Provided data >>
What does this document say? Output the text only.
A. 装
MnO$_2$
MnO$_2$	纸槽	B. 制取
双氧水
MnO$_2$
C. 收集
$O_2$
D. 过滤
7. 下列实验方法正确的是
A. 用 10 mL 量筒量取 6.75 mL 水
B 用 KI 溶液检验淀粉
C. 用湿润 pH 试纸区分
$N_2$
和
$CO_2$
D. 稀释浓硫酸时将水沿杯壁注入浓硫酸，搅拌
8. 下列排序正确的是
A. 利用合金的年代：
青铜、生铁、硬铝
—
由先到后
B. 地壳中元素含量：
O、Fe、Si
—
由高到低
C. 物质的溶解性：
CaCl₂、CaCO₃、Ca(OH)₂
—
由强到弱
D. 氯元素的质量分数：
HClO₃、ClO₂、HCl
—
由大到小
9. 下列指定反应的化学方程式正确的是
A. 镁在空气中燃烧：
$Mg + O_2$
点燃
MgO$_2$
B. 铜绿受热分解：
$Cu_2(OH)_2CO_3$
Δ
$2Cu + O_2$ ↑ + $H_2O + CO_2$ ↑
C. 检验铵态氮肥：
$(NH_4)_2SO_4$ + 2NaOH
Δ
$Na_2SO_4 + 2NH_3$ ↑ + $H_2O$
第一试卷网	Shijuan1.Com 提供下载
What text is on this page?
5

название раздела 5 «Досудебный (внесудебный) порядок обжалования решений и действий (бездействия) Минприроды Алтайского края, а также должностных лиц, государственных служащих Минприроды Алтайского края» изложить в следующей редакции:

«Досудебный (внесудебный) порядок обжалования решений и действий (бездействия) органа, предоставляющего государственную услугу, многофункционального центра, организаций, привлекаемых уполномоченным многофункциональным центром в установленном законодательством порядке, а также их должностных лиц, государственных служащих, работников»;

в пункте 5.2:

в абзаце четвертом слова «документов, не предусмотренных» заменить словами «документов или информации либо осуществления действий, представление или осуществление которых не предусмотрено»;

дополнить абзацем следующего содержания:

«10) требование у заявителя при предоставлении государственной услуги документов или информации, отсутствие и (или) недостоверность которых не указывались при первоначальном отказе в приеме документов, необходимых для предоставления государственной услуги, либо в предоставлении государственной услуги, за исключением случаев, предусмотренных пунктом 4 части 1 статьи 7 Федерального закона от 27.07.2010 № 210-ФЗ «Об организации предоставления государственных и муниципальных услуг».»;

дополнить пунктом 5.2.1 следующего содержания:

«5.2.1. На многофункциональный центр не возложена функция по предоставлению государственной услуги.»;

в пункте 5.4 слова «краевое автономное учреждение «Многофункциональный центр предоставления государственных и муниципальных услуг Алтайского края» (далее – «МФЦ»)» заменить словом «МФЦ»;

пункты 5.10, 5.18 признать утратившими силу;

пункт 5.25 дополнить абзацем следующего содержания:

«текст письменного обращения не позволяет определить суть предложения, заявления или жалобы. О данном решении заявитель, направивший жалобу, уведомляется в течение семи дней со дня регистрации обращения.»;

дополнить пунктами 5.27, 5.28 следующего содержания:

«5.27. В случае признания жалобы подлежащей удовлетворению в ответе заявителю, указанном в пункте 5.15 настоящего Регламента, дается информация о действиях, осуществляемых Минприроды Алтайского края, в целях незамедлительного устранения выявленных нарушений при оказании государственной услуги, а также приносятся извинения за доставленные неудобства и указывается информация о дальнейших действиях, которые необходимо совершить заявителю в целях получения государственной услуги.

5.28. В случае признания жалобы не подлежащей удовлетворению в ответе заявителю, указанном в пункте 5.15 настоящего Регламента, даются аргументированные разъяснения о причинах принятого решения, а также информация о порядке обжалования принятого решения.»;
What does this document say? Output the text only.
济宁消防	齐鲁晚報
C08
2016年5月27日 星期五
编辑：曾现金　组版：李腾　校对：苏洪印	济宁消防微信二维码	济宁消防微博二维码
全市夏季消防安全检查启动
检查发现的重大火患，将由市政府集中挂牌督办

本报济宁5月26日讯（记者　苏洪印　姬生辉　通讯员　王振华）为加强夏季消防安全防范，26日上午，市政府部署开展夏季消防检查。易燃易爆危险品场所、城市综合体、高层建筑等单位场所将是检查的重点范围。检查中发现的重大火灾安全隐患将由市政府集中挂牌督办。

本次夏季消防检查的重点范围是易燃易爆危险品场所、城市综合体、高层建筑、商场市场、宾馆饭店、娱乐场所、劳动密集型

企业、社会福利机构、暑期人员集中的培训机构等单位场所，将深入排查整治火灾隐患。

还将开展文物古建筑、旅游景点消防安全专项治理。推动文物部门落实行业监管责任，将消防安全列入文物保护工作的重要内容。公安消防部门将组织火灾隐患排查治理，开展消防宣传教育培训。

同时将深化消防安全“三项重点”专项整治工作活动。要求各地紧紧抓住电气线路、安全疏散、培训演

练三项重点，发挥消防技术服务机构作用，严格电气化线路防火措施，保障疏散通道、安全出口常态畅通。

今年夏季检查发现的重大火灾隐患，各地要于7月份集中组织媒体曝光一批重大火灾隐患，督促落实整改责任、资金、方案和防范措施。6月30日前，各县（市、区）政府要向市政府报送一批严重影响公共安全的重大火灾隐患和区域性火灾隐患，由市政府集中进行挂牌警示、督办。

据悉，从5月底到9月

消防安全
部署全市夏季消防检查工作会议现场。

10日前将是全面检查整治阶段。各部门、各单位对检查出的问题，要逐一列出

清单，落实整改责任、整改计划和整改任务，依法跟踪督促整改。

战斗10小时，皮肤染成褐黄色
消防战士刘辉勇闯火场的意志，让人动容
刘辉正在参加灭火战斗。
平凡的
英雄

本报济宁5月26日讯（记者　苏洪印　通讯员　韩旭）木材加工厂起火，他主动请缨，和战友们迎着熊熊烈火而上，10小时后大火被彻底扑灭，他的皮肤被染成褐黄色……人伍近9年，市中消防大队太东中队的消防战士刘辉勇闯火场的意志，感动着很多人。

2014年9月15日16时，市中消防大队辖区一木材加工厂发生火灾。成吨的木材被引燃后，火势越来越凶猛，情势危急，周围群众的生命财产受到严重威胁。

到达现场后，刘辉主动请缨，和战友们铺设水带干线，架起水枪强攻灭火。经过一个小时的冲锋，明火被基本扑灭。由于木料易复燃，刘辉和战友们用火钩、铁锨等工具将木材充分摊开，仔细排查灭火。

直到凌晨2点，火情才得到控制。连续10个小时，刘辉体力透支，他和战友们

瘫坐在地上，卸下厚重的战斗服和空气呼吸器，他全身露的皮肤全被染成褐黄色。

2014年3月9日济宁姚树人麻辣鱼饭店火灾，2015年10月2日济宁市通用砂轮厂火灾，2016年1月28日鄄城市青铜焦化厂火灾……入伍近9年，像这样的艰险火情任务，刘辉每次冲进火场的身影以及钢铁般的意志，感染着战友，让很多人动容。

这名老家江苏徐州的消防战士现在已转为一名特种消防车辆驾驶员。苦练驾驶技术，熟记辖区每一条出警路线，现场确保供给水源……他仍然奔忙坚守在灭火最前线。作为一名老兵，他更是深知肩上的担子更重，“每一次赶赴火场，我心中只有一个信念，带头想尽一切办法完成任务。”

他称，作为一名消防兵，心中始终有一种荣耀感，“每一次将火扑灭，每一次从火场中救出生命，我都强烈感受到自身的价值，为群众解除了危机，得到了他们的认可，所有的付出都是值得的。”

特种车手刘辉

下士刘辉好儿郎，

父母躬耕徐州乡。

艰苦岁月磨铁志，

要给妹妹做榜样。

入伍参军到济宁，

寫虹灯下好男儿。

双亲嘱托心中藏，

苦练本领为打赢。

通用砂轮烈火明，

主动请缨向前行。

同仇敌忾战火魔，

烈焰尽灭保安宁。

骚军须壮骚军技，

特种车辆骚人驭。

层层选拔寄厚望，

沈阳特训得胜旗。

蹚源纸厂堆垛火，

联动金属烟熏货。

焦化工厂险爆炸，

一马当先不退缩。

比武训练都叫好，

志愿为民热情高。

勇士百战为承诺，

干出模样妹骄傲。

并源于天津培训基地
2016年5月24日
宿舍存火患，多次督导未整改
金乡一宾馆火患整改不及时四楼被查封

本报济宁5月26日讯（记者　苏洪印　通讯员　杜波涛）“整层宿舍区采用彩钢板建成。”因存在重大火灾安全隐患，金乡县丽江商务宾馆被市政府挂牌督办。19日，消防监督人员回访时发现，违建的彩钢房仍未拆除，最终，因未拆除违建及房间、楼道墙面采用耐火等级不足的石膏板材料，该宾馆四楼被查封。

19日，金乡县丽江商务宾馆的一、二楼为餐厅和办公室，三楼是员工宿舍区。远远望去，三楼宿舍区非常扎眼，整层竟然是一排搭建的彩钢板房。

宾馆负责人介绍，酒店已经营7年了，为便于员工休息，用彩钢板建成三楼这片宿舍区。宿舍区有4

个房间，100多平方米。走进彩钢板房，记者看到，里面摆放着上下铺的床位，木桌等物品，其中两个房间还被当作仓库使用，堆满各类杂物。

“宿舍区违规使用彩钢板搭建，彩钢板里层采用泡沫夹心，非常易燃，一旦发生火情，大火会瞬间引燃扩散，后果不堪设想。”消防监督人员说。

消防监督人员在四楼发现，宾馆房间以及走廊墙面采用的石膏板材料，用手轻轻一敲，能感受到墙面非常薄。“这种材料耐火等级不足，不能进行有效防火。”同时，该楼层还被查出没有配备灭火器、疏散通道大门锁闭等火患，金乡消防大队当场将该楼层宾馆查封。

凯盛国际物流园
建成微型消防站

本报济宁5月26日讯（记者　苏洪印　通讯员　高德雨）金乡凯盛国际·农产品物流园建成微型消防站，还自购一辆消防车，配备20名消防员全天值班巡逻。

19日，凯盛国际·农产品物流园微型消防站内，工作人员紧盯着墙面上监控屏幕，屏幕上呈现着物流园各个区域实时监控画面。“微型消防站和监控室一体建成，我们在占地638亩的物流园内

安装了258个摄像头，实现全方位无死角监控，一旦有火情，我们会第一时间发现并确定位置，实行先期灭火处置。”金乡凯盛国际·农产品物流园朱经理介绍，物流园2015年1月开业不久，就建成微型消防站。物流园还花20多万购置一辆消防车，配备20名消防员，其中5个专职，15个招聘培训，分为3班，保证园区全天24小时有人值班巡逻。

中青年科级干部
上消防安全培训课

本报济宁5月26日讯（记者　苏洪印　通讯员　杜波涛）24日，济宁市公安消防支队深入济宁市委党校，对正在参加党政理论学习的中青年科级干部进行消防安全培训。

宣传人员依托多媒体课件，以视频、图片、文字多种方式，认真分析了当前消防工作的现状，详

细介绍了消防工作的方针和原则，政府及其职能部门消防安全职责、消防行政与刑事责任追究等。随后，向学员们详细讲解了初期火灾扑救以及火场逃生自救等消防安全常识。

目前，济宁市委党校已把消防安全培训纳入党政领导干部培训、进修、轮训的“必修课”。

Goal >>
Scan the records above for the string "бездействия", then select every line that holds it.

Solution to this exercise >>
название раздела 5 «Досудебный (внесудебный) порядок обжалования решений и действий (бездействия) Минприроды Алтайского края, а также должностных лиц, государственных служащих Минприроды Алтайского края» изложить в следующей редакции:
«Досудебный (внесудебный) порядок обжалования решений и действий (бездействия) органа, предоставляющего государственную услугу, многофункционального центра, организаций, привлекаемых уполномоченным многофункциональным центром в установленном законодательством порядке, а также их должностных лиц, государственных служащих, работников»;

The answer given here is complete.